(AIM): Quote the whole listing exactly. Leave the pictures out of your copy.

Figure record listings
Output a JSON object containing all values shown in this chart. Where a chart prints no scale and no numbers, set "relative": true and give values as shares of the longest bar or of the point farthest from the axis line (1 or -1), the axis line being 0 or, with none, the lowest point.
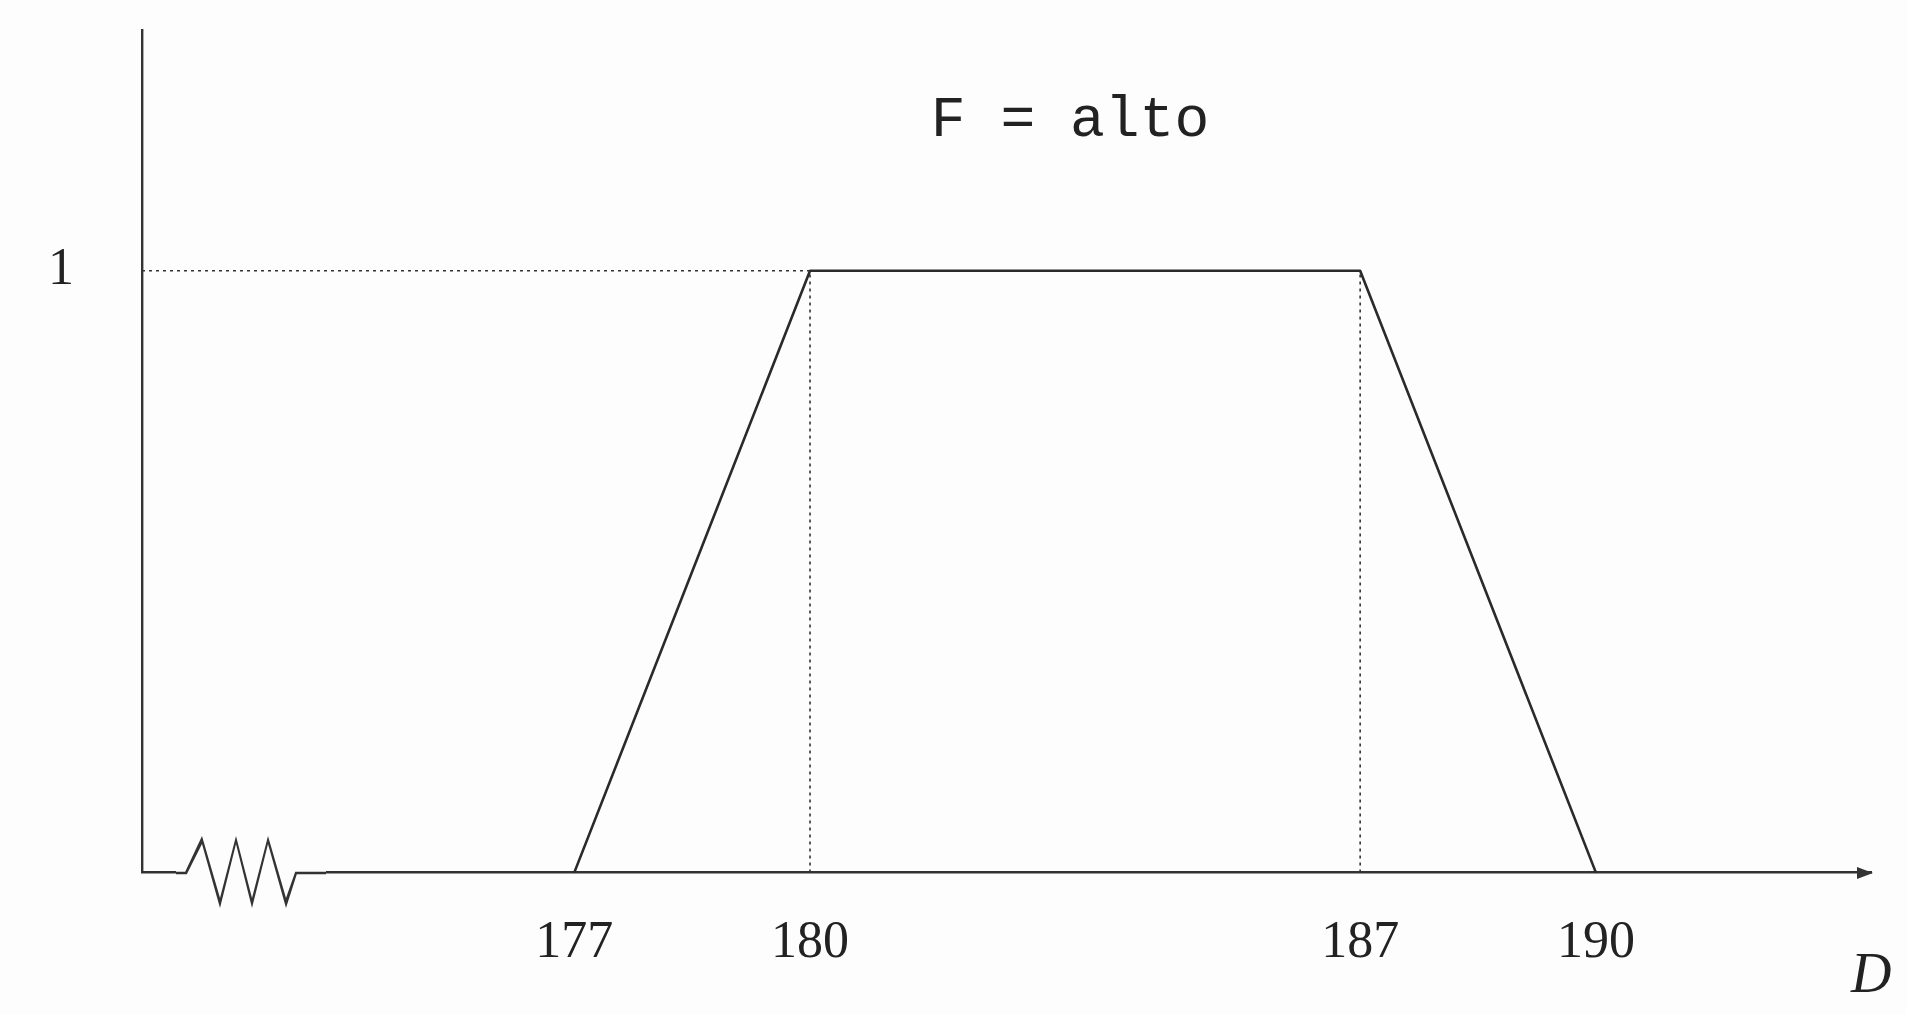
{
  "chart_data": {
    "type": "line",
    "title": "F = alto",
    "xlabel": "D",
    "x": [
      177,
      180,
      187,
      190
    ],
    "values": [
      0,
      1,
      1,
      0
    ],
    "color": "#2a2a2a",
    "relative": true,
    "xlim": [
      171.5,
      193.5
    ],
    "xticks": [
      177,
      180,
      187,
      190
    ],
    "ref_lines": [
      {
        "axis": "y",
        "value": 1,
        "label": "1",
        "line_style": "dotted"
      },
      {
        "axis": "x",
        "value": 180,
        "line_style": "dotted"
      },
      {
        "axis": "x",
        "value": 187,
        "line_style": "dotted"
      }
    ],
    "grid": false,
    "legend": false,
    "marker": "none",
    "line_style": "solid"
  }
}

(RESPONSE BELOW):
Output a JSON object containing all values shown in this chart. Where a chart prints no scale and no numbers, set "relative": true and give values as shares of the longest bar or of the point farthest from the axis line (1 or -1), the axis line being 0 or, with none, the lowest point.
{
  "chart_data": {
    "type": "line",
    "title": "F = alto",
    "xlabel": "D",
    "x": [
      177,
      180,
      187,
      190
    ],
    "values": [
      0,
      1,
      1,
      0
    ],
    "color": "#2a2a2a",
    "relative": true,
    "xlim": [
      171.5,
      193.5
    ],
    "xticks": [
      177,
      180,
      187,
      190
    ],
    "ref_lines": [
      {
        "axis": "y",
        "value": 1,
        "label": "1",
        "line_style": "dotted"
      },
      {
        "axis": "x",
        "value": 180,
        "line_style": "dotted"
      },
      {
        "axis": "x",
        "value": 187,
        "line_style": "dotted"
      }
    ],
    "grid": false,
    "legend": false,
    "marker": "none",
    "line_style": "solid"
  }
}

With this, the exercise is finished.